Data for processing:
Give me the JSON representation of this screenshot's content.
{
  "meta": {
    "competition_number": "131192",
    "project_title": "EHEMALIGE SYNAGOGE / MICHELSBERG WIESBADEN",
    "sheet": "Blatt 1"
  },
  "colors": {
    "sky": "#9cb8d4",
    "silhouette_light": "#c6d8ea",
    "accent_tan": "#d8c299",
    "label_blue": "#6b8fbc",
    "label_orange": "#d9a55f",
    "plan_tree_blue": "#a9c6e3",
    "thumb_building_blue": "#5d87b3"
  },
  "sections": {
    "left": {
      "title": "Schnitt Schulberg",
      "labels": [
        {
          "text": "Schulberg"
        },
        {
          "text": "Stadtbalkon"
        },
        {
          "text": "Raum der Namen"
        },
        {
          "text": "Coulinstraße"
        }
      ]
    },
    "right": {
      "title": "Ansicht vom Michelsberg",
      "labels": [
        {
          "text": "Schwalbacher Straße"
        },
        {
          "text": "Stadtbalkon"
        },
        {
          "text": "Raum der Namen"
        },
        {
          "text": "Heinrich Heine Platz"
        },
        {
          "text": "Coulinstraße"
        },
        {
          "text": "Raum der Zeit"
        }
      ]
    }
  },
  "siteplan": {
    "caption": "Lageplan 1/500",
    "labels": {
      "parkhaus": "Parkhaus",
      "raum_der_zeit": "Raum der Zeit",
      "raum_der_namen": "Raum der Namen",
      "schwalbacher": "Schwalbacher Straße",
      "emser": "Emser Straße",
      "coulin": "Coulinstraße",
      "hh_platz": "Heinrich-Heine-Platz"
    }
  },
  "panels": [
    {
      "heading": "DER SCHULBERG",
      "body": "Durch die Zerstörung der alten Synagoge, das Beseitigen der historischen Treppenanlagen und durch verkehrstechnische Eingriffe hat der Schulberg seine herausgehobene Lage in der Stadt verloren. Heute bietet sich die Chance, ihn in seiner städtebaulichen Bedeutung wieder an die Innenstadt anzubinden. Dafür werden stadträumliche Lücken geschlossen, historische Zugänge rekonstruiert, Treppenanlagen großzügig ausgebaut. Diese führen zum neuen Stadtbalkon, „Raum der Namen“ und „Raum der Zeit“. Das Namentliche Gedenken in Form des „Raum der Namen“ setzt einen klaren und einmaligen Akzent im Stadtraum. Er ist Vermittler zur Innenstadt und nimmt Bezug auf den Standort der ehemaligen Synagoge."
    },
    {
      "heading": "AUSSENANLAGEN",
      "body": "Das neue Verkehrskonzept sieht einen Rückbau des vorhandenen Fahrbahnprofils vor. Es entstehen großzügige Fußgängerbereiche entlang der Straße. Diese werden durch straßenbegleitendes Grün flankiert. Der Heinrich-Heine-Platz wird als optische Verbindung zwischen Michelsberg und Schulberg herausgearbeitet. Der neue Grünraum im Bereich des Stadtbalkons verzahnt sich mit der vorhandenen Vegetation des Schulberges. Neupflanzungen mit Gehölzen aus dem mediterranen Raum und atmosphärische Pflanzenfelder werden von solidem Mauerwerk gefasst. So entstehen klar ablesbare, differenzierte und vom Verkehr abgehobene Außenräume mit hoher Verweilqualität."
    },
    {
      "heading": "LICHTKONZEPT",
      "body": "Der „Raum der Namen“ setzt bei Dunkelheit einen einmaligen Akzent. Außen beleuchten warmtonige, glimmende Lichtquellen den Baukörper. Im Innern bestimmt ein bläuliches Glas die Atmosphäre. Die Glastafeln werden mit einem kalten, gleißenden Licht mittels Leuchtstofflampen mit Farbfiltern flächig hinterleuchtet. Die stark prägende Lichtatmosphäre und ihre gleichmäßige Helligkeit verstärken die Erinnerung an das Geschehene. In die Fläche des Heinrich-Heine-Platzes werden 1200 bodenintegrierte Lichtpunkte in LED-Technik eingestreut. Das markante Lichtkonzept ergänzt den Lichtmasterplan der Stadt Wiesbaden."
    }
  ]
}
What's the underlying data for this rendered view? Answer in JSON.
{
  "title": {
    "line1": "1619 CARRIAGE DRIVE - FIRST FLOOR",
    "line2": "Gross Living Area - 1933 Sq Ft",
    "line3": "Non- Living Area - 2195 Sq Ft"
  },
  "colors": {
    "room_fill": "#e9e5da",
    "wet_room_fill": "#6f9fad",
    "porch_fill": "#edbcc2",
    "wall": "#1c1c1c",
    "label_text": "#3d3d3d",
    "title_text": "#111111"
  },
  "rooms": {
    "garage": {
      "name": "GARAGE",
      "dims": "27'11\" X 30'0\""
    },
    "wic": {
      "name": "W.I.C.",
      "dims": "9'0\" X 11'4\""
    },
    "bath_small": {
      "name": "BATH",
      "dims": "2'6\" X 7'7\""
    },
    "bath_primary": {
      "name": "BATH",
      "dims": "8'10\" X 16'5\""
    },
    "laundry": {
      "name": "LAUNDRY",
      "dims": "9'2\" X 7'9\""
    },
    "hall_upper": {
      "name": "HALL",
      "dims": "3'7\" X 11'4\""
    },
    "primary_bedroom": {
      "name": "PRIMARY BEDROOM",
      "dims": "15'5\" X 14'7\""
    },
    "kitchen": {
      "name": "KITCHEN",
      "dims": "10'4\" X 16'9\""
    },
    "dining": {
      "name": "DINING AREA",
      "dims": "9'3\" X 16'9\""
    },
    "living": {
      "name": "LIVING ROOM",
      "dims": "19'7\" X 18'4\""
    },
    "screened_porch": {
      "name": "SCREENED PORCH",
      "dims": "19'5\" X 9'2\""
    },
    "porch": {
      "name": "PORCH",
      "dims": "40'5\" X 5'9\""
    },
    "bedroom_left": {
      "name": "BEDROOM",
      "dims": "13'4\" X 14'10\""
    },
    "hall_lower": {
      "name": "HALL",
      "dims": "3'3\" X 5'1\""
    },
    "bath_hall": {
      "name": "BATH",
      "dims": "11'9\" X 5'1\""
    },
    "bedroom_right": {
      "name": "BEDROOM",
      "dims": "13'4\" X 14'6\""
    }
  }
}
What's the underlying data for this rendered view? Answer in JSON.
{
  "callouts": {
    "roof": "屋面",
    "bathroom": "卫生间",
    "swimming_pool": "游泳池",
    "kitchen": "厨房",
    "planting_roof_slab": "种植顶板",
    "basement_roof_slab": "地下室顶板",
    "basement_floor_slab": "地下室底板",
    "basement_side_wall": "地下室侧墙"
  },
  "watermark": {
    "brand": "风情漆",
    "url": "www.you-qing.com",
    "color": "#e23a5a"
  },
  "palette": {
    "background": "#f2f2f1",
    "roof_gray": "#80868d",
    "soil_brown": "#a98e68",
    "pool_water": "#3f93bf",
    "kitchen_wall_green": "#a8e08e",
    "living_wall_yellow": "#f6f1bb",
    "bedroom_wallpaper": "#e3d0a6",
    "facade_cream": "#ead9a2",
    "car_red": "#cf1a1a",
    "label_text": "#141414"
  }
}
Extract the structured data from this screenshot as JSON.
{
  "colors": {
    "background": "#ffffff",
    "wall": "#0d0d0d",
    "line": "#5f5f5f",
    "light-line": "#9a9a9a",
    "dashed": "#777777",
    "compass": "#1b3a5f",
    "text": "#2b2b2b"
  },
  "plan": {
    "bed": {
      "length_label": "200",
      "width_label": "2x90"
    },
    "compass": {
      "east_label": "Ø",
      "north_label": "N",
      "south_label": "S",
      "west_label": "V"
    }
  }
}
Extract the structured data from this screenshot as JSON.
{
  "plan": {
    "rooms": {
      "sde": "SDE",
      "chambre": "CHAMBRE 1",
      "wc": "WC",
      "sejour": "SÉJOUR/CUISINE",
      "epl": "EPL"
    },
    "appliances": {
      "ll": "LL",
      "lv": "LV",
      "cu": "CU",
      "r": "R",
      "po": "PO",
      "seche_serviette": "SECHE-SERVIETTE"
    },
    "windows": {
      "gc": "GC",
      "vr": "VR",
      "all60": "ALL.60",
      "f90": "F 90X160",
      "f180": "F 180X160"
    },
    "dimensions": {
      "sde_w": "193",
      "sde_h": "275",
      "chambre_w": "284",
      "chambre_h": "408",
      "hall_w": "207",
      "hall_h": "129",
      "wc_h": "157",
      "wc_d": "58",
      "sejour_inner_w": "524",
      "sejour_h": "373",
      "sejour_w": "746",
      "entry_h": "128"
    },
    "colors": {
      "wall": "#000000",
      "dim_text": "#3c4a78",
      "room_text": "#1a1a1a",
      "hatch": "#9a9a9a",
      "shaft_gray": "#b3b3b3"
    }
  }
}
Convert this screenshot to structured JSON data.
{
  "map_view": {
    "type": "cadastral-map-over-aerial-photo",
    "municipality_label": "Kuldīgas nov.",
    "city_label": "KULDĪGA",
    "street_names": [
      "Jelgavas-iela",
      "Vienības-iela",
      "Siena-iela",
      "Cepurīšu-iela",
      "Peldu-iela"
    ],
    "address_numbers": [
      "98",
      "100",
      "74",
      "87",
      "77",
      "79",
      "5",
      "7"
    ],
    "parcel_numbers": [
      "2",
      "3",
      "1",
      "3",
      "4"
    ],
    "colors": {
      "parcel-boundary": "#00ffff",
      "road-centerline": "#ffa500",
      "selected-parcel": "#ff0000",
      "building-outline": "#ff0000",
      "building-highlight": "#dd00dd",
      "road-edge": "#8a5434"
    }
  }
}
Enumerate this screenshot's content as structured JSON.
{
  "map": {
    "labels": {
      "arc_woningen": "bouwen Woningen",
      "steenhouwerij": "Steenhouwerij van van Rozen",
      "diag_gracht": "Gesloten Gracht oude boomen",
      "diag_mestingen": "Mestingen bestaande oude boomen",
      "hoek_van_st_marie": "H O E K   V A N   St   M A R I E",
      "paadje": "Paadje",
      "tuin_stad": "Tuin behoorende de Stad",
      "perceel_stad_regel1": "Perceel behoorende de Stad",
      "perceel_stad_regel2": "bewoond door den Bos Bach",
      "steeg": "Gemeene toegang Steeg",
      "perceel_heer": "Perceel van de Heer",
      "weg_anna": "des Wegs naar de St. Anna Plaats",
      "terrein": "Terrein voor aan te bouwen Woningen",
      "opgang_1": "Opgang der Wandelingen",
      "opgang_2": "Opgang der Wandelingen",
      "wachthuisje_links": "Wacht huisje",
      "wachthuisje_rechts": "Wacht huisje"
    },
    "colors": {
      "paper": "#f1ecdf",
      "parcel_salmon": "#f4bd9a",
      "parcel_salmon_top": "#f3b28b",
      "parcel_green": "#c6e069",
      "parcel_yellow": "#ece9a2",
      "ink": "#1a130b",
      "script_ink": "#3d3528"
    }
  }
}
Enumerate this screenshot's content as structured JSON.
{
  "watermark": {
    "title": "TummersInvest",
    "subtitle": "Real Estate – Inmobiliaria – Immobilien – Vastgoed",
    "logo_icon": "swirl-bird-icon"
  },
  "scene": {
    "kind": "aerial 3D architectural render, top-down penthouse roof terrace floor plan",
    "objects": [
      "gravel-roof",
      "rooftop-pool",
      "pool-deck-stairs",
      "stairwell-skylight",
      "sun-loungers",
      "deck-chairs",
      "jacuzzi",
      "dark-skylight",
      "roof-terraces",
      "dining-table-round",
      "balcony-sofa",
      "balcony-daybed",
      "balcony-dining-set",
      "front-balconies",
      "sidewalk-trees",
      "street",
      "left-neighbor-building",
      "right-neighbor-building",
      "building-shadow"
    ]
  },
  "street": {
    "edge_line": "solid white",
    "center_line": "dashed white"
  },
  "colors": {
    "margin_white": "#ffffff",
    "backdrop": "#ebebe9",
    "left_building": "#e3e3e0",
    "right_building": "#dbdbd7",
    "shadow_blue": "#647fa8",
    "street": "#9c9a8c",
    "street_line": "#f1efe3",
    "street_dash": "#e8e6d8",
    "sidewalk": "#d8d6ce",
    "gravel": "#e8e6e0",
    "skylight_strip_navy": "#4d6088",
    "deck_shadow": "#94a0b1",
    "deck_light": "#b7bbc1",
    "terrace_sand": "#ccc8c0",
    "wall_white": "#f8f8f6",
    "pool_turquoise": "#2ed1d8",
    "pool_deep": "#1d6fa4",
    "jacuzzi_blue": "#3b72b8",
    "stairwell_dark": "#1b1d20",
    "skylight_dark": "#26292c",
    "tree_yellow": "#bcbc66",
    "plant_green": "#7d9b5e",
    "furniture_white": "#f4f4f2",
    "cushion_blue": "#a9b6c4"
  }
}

Goal: Show every line in the records above that contains the word "Woningen".

Answer to this task:
      "arc_woningen": "bouwen Woningen",
      "terrein": "Terrein voor aan te bouwen Woningen",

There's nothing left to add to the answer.